**EXERCISE TASK:** Output every line below without omitting or altering anything.

[Begin EXCERPTED DATA]

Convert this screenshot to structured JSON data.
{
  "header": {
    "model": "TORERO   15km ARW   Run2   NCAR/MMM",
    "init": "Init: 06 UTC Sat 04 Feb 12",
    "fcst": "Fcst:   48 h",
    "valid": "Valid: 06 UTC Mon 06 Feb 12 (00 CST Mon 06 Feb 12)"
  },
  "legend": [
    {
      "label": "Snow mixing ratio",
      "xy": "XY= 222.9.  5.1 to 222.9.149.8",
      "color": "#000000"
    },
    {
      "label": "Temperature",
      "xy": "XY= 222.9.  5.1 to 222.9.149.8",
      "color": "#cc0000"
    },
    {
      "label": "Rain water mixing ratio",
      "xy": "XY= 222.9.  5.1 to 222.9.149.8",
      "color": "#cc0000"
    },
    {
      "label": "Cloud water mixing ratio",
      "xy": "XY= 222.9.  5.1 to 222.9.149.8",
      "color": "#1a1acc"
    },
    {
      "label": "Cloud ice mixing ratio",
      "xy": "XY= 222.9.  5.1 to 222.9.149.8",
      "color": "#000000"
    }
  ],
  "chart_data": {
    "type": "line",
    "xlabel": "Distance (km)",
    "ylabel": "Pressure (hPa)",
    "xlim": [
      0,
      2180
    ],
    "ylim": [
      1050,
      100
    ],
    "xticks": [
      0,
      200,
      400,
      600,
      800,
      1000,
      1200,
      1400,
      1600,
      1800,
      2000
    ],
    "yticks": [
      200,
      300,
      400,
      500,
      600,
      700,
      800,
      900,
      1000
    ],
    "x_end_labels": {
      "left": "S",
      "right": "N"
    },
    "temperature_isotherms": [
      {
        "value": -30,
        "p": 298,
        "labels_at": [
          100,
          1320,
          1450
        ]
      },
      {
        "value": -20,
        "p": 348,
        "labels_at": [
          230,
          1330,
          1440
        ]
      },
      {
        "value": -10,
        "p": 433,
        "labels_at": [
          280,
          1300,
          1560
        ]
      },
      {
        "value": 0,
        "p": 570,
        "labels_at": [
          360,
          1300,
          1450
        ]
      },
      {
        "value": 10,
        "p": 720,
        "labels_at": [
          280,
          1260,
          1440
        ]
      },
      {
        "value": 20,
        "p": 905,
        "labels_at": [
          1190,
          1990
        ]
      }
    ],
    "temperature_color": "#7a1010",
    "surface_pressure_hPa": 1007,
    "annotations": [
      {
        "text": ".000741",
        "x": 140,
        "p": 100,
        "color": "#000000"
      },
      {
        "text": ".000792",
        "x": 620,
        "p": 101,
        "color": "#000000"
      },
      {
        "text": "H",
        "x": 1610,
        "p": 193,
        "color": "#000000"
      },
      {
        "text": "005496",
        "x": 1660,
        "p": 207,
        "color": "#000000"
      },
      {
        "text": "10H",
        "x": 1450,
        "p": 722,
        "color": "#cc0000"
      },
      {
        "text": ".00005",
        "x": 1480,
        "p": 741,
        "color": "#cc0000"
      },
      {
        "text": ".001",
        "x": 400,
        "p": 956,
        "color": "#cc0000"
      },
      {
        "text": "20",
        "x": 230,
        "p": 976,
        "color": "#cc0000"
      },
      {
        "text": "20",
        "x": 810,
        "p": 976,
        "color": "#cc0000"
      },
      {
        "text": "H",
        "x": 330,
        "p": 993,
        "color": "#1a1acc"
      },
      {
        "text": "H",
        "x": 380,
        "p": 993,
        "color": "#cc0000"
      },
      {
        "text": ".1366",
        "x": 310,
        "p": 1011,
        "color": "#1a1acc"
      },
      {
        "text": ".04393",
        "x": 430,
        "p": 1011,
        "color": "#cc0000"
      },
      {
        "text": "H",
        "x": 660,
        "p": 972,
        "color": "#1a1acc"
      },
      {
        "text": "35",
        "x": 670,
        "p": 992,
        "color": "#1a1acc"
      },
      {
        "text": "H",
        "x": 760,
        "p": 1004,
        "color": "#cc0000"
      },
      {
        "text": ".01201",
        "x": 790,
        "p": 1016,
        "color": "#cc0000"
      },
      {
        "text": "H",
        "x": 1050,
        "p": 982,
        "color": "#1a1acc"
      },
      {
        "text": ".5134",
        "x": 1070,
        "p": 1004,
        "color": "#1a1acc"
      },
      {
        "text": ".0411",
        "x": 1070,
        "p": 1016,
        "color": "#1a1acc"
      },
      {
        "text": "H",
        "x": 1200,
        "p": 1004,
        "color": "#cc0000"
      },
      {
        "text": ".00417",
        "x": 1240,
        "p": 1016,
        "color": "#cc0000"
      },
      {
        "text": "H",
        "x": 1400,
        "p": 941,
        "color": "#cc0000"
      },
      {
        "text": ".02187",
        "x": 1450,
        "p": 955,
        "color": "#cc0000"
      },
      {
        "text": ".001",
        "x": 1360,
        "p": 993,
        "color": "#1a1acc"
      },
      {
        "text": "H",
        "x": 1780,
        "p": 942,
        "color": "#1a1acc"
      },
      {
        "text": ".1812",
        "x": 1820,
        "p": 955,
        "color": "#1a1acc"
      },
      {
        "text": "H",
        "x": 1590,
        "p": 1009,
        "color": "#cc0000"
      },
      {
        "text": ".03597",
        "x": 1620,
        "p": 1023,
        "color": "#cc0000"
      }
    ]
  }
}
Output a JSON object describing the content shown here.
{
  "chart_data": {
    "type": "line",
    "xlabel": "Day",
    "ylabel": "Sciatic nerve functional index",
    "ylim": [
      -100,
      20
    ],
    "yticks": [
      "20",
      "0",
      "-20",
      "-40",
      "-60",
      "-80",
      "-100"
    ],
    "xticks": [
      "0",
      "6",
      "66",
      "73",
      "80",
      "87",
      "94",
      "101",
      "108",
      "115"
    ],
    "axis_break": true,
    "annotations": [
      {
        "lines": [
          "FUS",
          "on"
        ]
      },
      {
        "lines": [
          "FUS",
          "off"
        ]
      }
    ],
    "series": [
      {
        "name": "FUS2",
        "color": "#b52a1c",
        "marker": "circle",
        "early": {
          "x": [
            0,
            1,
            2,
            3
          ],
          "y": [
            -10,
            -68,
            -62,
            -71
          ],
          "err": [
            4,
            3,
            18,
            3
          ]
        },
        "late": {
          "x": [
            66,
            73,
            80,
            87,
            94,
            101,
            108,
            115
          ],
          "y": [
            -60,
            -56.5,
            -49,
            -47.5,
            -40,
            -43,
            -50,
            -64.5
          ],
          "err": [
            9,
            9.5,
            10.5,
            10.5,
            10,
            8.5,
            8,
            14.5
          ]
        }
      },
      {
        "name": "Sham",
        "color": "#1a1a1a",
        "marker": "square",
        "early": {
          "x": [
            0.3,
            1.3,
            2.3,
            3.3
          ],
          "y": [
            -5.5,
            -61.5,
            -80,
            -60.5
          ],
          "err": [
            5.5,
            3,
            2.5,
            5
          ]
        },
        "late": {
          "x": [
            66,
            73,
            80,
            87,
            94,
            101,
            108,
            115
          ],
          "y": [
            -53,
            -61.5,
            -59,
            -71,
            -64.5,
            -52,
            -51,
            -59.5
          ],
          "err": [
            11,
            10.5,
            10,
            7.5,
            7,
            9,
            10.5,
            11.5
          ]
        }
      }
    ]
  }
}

[End EXCERPTED DATA]

**PROBLEM SOLUTION:**
Convert this screenshot to structured JSON data.
{
  "header": {
    "model": "TORERO   15km ARW   Run2   NCAR/MMM",
    "init": "Init: 06 UTC Sat 04 Feb 12",
    "fcst": "Fcst:   48 h",
    "valid": "Valid: 06 UTC Mon 06 Feb 12 (00 CST Mon 06 Feb 12)"
  },
  "legend": [
    {
      "label": "Snow mixing ratio",
      "xy": "XY= 222.9.  5.1 to 222.9.149.8",
      "color": "#000000"
    },
    {
      "label": "Temperature",
      "xy": "XY= 222.9.  5.1 to 222.9.149.8",
      "color": "#cc0000"
    },
    {
      "label": "Rain water mixing ratio",
      "xy": "XY= 222.9.  5.1 to 222.9.149.8",
      "color": "#cc0000"
    },
    {
      "label": "Cloud water mixing ratio",
      "xy": "XY= 222.9.  5.1 to 222.9.149.8",
      "color": "#1a1acc"
    },
    {
      "label": "Cloud ice mixing ratio",
      "xy": "XY= 222.9.  5.1 to 222.9.149.8",
      "color": "#000000"
    }
  ],
  "chart_data": {
    "type": "line",
    "xlabel": "Distance (km)",
    "ylabel": "Pressure (hPa)",
    "xlim": [
      0,
      2180
    ],
    "ylim": [
      1050,
      100
    ],
    "xticks": [
      0,
      200,
      400,
      600,
      800,
      1000,
      1200,
      1400,
      1600,
      1800,
      2000
    ],
    "yticks": [
      200,
      300,
      400,
      500,
      600,
      700,
      800,
      900,
      1000
    ],
    "x_end_labels": {
      "left": "S",
      "right": "N"
    },
    "temperature_isotherms": [
      {
        "value": -30,
        "p": 298,
        "labels_at": [
          100,
          1320,
          1450
        ]
      },
      {
        "value": -20,
        "p": 348,
        "labels_at": [
          230,
          1330,
          1440
        ]
      },
      {
        "value": -10,
        "p": 433,
        "labels_at": [
          280,
          1300,
          1560
        ]
      },
      {
        "value": 0,
        "p": 570,
        "labels_at": [
          360,
          1300,
          1450
        ]
      },
      {
        "value": 10,
        "p": 720,
        "labels_at": [
          280,
          1260,
          1440
        ]
      },
      {
        "value": 20,
        "p": 905,
        "labels_at": [
          1190,
          1990
        ]
      }
    ],
    "temperature_color": "#7a1010",
    "surface_pressure_hPa": 1007,
    "annotations": [
      {
        "text": ".000741",
        "x": 140,
        "p": 100,
        "color": "#000000"
      },
      {
        "text": ".000792",
        "x": 620,
        "p": 101,
        "color": "#000000"
      },
      {
        "text": "H",
        "x": 1610,
        "p": 193,
        "color": "#000000"
      },
      {
        "text": "005496",
        "x": 1660,
        "p": 207,
        "color": "#000000"
      },
      {
        "text": "10H",
        "x": 1450,
        "p": 722,
        "color": "#cc0000"
      },
      {
        "text": ".00005",
        "x": 1480,
        "p": 741,
        "color": "#cc0000"
      },
      {
        "text": ".001",
        "x": 400,
        "p": 956,
        "color": "#cc0000"
      },
      {
        "text": "20",
        "x": 230,
        "p": 976,
        "color": "#cc0000"
      },
      {
        "text": "20",
        "x": 810,
        "p": 976,
        "color": "#cc0000"
      },
      {
        "text": "H",
        "x": 330,
        "p": 993,
        "color": "#1a1acc"
      },
      {
        "text": "H",
        "x": 380,
        "p": 993,
        "color": "#cc0000"
      },
      {
        "text": ".1366",
        "x": 310,
        "p": 1011,
        "color": "#1a1acc"
      },
      {
        "text": ".04393",
        "x": 430,
        "p": 1011,
        "color": "#cc0000"
      },
      {
        "text": "H",
        "x": 660,
        "p": 972,
        "color": "#1a1acc"
      },
      {
        "text": "35",
        "x": 670,
        "p": 992,
        "color": "#1a1acc"
      },
      {
        "text": "H",
        "x": 760,
        "p": 1004,
        "color": "#cc0000"
      },
      {
        "text": ".01201",
        "x": 790,
        "p": 1016,
        "color": "#cc0000"
      },
      {
        "text": "H",
        "x": 1050,
        "p": 982,
        "color": "#1a1acc"
      },
      {
        "text": ".5134",
        "x": 1070,
        "p": 1004,
        "color": "#1a1acc"
      },
      {
        "text": ".0411",
        "x": 1070,
        "p": 1016,
        "color": "#1a1acc"
      },
      {
        "text": "H",
        "x": 1200,
        "p": 1004,
        "color": "#cc0000"
      },
      {
        "text": ".00417",
        "x": 1240,
        "p": 1016,
        "color": "#cc0000"
      },
      {
        "text": "H",
        "x": 1400,
        "p": 941,
        "color": "#cc0000"
      },
      {
        "text": ".02187",
        "x": 1450,
        "p": 955,
        "color": "#cc0000"
      },
      {
        "text": ".001",
        "x": 1360,
        "p": 993,
        "color": "#1a1acc"
      },
      {
        "text": "H",
        "x": 1780,
        "p": 942,
        "color": "#1a1acc"
      },
      {
        "text": ".1812",
        "x": 1820,
        "p": 955,
        "color": "#1a1acc"
      },
      {
        "text": "H",
        "x": 1590,
        "p": 1009,
        "color": "#cc0000"
      },
      {
        "text": ".03597",
        "x": 1620,
        "p": 1023,
        "color": "#cc0000"
      }
    ]
  }
}
Output a JSON object describing the content shown here.
{
  "chart_data": {
    "type": "line",
    "xlabel": "Day",
    "ylabel": "Sciatic nerve functional index",
    "ylim": [
      -100,
      20
    ],
    "yticks": [
      "20",
      "0",
      "-20",
      "-40",
      "-60",
      "-80",
      "-100"
    ],
    "xticks": [
      "0",
      "6",
      "66",
      "73",
      "80",
      "87",
      "94",
      "101",
      "108",
      "115"
    ],
    "axis_break": true,
    "annotations": [
      {
        "lines": [
          "FUS",
          "on"
        ]
      },
      {
        "lines": [
          "FUS",
          "off"
        ]
      }
    ],
    "series": [
      {
        "name": "FUS2",
        "color": "#b52a1c",
        "marker": "circle",
        "early": {
          "x": [
            0,
            1,
            2,
            3
          ],
          "y": [
            -10,
            -68,
            -62,
            -71
          ],
          "err": [
            4,
            3,
            18,
            3
          ]
        },
        "late": {
          "x": [
            66,
            73,
            80,
            87,
            94,
            101,
            108,
            115
          ],
          "y": [
            -60,
            -56.5,
            -49,
            -47.5,
            -40,
            -43,
            -50,
            -64.5
          ],
          "err": [
            9,
            9.5,
            10.5,
            10.5,
            10,
            8.5,
            8,
            14.5
          ]
        }
      },
      {
        "name": "Sham",
        "color": "#1a1a1a",
        "marker": "square",
        "early": {
          "x": [
            0.3,
            1.3,
            2.3,
            3.3
          ],
          "y": [
            -5.5,
            -61.5,
            -80,
            -60.5
          ],
          "err": [
            5.5,
            3,
            2.5,
            5
          ]
        },
        "late": {
          "x": [
            66,
            73,
            80,
            87,
            94,
            101,
            108,
            115
          ],
          "y": [
            -53,
            -61.5,
            -59,
            -71,
            -64.5,
            -52,
            -51,
            -59.5
          ],
          "err": [
            11,
            10.5,
            10,
            7.5,
            7,
            9,
            10.5,
            11.5
          ]
        }
      }
    ]
  }
}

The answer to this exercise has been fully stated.